- _Stated task_:
Render every line of the entries below as a numbered list, skipping any blank lines.

***** Record excerpts *****

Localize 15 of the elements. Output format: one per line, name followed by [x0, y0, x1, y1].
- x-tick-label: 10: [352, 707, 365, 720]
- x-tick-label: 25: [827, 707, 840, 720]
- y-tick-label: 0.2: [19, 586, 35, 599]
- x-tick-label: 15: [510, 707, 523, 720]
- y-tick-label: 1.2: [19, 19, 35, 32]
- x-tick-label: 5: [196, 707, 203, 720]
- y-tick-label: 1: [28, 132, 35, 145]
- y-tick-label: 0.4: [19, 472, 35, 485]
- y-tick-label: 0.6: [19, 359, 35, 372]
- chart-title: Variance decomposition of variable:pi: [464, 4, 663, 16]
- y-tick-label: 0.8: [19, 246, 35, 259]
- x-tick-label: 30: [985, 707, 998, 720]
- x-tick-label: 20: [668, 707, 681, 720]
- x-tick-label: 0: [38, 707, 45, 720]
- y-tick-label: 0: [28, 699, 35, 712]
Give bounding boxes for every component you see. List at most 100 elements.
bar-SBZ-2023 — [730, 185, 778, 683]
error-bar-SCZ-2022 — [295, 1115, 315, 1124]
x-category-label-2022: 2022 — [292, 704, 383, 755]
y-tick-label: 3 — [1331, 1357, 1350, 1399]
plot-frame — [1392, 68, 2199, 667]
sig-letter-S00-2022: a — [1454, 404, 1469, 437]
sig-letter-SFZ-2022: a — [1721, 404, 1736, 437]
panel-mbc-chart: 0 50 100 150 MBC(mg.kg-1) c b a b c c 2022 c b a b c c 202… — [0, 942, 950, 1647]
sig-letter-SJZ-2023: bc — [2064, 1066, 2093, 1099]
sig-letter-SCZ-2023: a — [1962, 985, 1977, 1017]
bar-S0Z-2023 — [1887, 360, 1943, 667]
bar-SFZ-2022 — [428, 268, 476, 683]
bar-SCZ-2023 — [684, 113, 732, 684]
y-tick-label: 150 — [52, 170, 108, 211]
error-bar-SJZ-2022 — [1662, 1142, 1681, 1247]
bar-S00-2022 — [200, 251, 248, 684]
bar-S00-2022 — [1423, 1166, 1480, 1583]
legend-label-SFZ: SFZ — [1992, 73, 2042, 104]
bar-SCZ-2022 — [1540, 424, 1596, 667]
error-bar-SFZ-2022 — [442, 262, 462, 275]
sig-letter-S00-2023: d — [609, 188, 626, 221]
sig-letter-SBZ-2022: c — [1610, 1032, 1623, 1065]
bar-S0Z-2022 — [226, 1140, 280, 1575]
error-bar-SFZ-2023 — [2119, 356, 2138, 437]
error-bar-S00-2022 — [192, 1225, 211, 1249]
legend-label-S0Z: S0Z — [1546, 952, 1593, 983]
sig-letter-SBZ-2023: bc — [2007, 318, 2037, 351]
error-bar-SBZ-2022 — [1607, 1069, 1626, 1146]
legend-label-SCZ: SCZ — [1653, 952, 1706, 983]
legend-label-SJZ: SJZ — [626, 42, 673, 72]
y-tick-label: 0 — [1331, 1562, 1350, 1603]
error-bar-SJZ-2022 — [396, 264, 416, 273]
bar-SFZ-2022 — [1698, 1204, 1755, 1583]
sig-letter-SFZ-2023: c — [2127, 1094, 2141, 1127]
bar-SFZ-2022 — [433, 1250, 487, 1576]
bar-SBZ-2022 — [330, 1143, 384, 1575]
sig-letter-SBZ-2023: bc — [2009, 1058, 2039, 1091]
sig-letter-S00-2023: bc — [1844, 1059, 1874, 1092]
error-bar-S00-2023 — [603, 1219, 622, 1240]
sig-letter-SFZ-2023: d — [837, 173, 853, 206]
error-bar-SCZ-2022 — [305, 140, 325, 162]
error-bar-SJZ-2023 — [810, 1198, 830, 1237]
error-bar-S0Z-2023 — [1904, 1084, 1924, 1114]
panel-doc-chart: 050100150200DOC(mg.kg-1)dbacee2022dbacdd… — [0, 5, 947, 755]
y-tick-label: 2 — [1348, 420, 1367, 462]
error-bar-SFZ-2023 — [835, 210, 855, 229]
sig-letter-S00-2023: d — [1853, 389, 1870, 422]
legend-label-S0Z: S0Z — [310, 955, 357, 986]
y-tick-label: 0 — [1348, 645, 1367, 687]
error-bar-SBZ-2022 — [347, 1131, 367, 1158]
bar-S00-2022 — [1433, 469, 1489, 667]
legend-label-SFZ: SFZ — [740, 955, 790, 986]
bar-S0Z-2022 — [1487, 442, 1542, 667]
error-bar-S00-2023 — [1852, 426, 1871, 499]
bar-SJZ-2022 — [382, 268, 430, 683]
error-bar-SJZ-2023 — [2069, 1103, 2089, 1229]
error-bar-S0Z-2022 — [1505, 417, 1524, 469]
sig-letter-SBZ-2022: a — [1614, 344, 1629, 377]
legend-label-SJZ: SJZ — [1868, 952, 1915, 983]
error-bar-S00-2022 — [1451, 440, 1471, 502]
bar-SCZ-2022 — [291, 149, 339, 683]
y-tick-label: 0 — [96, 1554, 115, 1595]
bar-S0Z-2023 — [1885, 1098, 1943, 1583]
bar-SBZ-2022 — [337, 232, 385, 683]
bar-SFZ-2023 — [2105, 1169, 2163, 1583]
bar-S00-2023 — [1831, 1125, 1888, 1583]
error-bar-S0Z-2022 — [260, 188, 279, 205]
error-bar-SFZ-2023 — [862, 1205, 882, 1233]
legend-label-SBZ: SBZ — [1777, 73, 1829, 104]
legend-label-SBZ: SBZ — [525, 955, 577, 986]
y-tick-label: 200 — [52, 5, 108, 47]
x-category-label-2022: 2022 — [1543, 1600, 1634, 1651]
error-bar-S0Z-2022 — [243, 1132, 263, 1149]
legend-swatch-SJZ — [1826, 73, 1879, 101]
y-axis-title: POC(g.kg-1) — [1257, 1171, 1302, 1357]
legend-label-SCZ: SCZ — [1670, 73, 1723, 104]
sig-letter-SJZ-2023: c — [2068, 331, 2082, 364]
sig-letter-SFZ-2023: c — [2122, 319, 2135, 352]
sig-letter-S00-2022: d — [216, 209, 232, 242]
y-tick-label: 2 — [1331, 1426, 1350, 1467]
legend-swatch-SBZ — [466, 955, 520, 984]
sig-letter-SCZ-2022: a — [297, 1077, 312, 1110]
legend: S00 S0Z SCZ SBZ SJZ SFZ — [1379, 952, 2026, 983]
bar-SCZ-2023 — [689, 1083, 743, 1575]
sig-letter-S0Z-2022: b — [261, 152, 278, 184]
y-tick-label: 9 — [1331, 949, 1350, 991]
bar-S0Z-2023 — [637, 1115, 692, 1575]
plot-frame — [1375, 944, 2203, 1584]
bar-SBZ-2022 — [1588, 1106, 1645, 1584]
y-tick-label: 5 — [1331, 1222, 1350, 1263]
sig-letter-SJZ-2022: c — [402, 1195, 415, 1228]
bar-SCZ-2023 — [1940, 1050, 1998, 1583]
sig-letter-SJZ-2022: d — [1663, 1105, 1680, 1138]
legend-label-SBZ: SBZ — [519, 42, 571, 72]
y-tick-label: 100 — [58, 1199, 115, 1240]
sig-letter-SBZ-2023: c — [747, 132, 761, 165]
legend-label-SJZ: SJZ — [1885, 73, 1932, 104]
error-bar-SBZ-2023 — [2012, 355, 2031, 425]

*****

- _Answer for the task_:
1. Localize 15 of the elements. Output format: one per line, name followed by [x0, y0, x1, y1].
2. - x-tick-label: 10: [352, 707, 365, 720]
3. - x-tick-label: 25: [827, 707, 840, 720]
4. - y-tick-label: 0.2: [19, 586, 35, 599]
5. - x-tick-label: 15: [510, 707, 523, 720]
6. - y-tick-label: 1.2: [19, 19, 35, 32]
7. - x-tick-label: 5: [196, 707, 203, 720]
8. - y-tick-label: 1: [28, 132, 35, 145]
9. - y-tick-label: 0.4: [19, 472, 35, 485]
10. - y-tick-label: 0.6: [19, 359, 35, 372]
11. - chart-title: Variance decomposition of variable:pi: [464, 4, 663, 16]
12. - y-tick-label: 0.8: [19, 246, 35, 259]
13. - x-tick-label: 30: [985, 707, 998, 720]
14. - x-tick-label: 20: [668, 707, 681, 720]
15. - x-tick-label: 0: [38, 707, 45, 720]
16. - y-tick-label: 0: [28, 699, 35, 712]
17. Give bounding boxes for every component you see. List at most 100 elements.
18. bar-SBZ-2023 — [730, 185, 778, 683]
19. error-bar-SCZ-2022 — [295, 1115, 315, 1124]
20. x-category-label-2022: 2022 — [292, 704, 383, 755]
21. y-tick-label: 3 — [1331, 1357, 1350, 1399]
22. plot-frame — [1392, 68, 2199, 667]
23. sig-letter-S00-2022: a — [1454, 404, 1469, 437]
24. sig-letter-SFZ-2022: a — [1721, 404, 1736, 437]
25. panel-mbc-chart: 0 50 100 150 MBC(mg.kg-1) c b a b c c 2022 c b a b c c 202… — [0, 942, 950, 1647]
26. sig-letter-SJZ-2023: bc — [2064, 1066, 2093, 1099]
27. sig-letter-SCZ-2023: a — [1962, 985, 1977, 1017]
28. bar-S0Z-2023 — [1887, 360, 1943, 667]
29. bar-SFZ-2022 — [428, 268, 476, 683]
30. bar-SCZ-2023 — [684, 113, 732, 684]
31. y-tick-label: 150 — [52, 170, 108, 211]
32. error-bar-SJZ-2022 — [1662, 1142, 1681, 1247]
33. bar-S00-2022 — [200, 251, 248, 684]
34. bar-S00-2022 — [1423, 1166, 1480, 1583]
35. legend-label-SFZ: SFZ — [1992, 73, 2042, 104]
36. bar-SCZ-2022 — [1540, 424, 1596, 667]
37. error-bar-SFZ-2022 — [442, 262, 462, 275]
38. sig-letter-S00-2023: d — [609, 188, 626, 221]
39. sig-letter-SBZ-2022: c — [1610, 1032, 1623, 1065]
40. bar-S0Z-2022 — [226, 1140, 280, 1575]
41. error-bar-SFZ-2023 — [2119, 356, 2138, 437]
42. error-bar-S00-2022 — [192, 1225, 211, 1249]
43. legend-label-S0Z: S0Z — [1546, 952, 1593, 983]
44. sig-letter-SBZ-2023: bc — [2007, 318, 2037, 351]
45. error-bar-SBZ-2022 — [1607, 1069, 1626, 1146]
46. legend-label-SCZ: SCZ — [1653, 952, 1706, 983]
47. legend-label-SJZ: SJZ — [626, 42, 673, 72]
48. y-tick-label: 0 — [1331, 1562, 1350, 1603]
49. error-bar-SJZ-2022 — [396, 264, 416, 273]
50. bar-SFZ-2022 — [1698, 1204, 1755, 1583]
51. sig-letter-SFZ-2023: c — [2127, 1094, 2141, 1127]
52. bar-SFZ-2022 — [433, 1250, 487, 1576]
53. bar-SBZ-2022 — [330, 1143, 384, 1575]
54. sig-letter-SBZ-2023: bc — [2009, 1058, 2039, 1091]
55. sig-letter-S00-2023: bc — [1844, 1059, 1874, 1092]
56. error-bar-S00-2023 — [603, 1219, 622, 1240]
57. sig-letter-SFZ-2023: d — [837, 173, 853, 206]
58. error-bar-SCZ-2022 — [305, 140, 325, 162]
59. error-bar-SJZ-2023 — [810, 1198, 830, 1237]
60. error-bar-S0Z-2023 — [1904, 1084, 1924, 1114]
61. panel-doc-chart: 050100150200DOC(mg.kg-1)dbacee2022dbacdd… — [0, 5, 947, 755]
62. y-tick-label: 2 — [1348, 420, 1367, 462]
63. error-bar-SFZ-2023 — [835, 210, 855, 229]
64. sig-letter-S00-2023: d — [1853, 389, 1870, 422]
65. legend-label-S0Z: S0Z — [310, 955, 357, 986]
66. y-tick-label: 0 — [1348, 645, 1367, 687]
67. error-bar-SBZ-2022 — [347, 1131, 367, 1158]
68. bar-S00-2022 — [1433, 469, 1489, 667]
69. legend-label-SFZ: SFZ — [740, 955, 790, 986]
70. bar-S0Z-2022 — [1487, 442, 1542, 667]
71. error-bar-S00-2023 — [1852, 426, 1871, 499]
72. bar-SJZ-2022 — [382, 268, 430, 683]
73. error-bar-SJZ-2023 — [2069, 1103, 2089, 1229]
74. error-bar-S0Z-2022 — [1505, 417, 1524, 469]
75. sig-letter-SBZ-2022: a — [1614, 344, 1629, 377]
76. legend-label-SJZ: SJZ — [1868, 952, 1915, 983]
77. error-bar-S00-2022 — [1451, 440, 1471, 502]
78. bar-SCZ-2022 — [291, 149, 339, 683]
79. y-tick-label: 0 — [96, 1554, 115, 1595]
80. bar-S0Z-2023 — [1885, 1098, 1943, 1583]
81. bar-SBZ-2022 — [337, 232, 385, 683]
82. bar-SFZ-2023 — [2105, 1169, 2163, 1583]
83. bar-S00-2023 — [1831, 1125, 1888, 1583]
84. error-bar-S0Z-2022 — [260, 188, 279, 205]
85. error-bar-SFZ-2023 — [862, 1205, 882, 1233]
86. legend-label-SBZ: SBZ — [1777, 73, 1829, 104]
87. legend-label-SBZ: SBZ — [525, 955, 577, 986]
88. y-tick-label: 200 — [52, 5, 108, 47]
89. x-category-label-2022: 2022 — [1543, 1600, 1634, 1651]
90. error-bar-S0Z-2022 — [243, 1132, 263, 1149]
91. legend-swatch-SJZ — [1826, 73, 1879, 101]
92. y-axis-title: POC(g.kg-1) — [1257, 1171, 1302, 1357]
93. legend-label-SCZ: SCZ — [1670, 73, 1723, 104]
94. sig-letter-SJZ-2023: c — [2068, 331, 2082, 364]
95. sig-letter-SFZ-2023: c — [2122, 319, 2135, 352]
96. sig-letter-S00-2022: d — [216, 209, 232, 242]
97. y-tick-label: 2 — [1331, 1426, 1350, 1467]
98. legend-swatch-SBZ — [466, 955, 520, 984]
99. sig-letter-SCZ-2022: a — [297, 1077, 312, 1110]
100. legend: S00 S0Z SCZ SBZ SJZ SFZ — [1379, 952, 2026, 983]
101. bar-SCZ-2023 — [689, 1083, 743, 1575]
102. sig-letter-S0Z-2022: b — [261, 152, 278, 184]
103. y-tick-label: 9 — [1331, 949, 1350, 991]
104. bar-S0Z-2023 — [637, 1115, 692, 1575]
105. plot-frame — [1375, 944, 2203, 1584]
106. bar-SBZ-2022 — [1588, 1106, 1645, 1584]
107. y-tick-label: 5 — [1331, 1222, 1350, 1263]
108. sig-letter-SJZ-2022: c — [402, 1195, 415, 1228]
109. bar-SCZ-2023 — [1940, 1050, 1998, 1583]
110. sig-letter-SJZ-2022: d — [1663, 1105, 1680, 1138]
111. legend-label-SBZ: SBZ — [519, 42, 571, 72]
112. y-tick-label: 100 — [58, 1199, 115, 1240]
113. sig-letter-SBZ-2023: c — [747, 132, 761, 165]
114. legend-label-SJZ: SJZ — [1885, 73, 1932, 104]
115. error-bar-SBZ-2023 — [2012, 355, 2031, 425]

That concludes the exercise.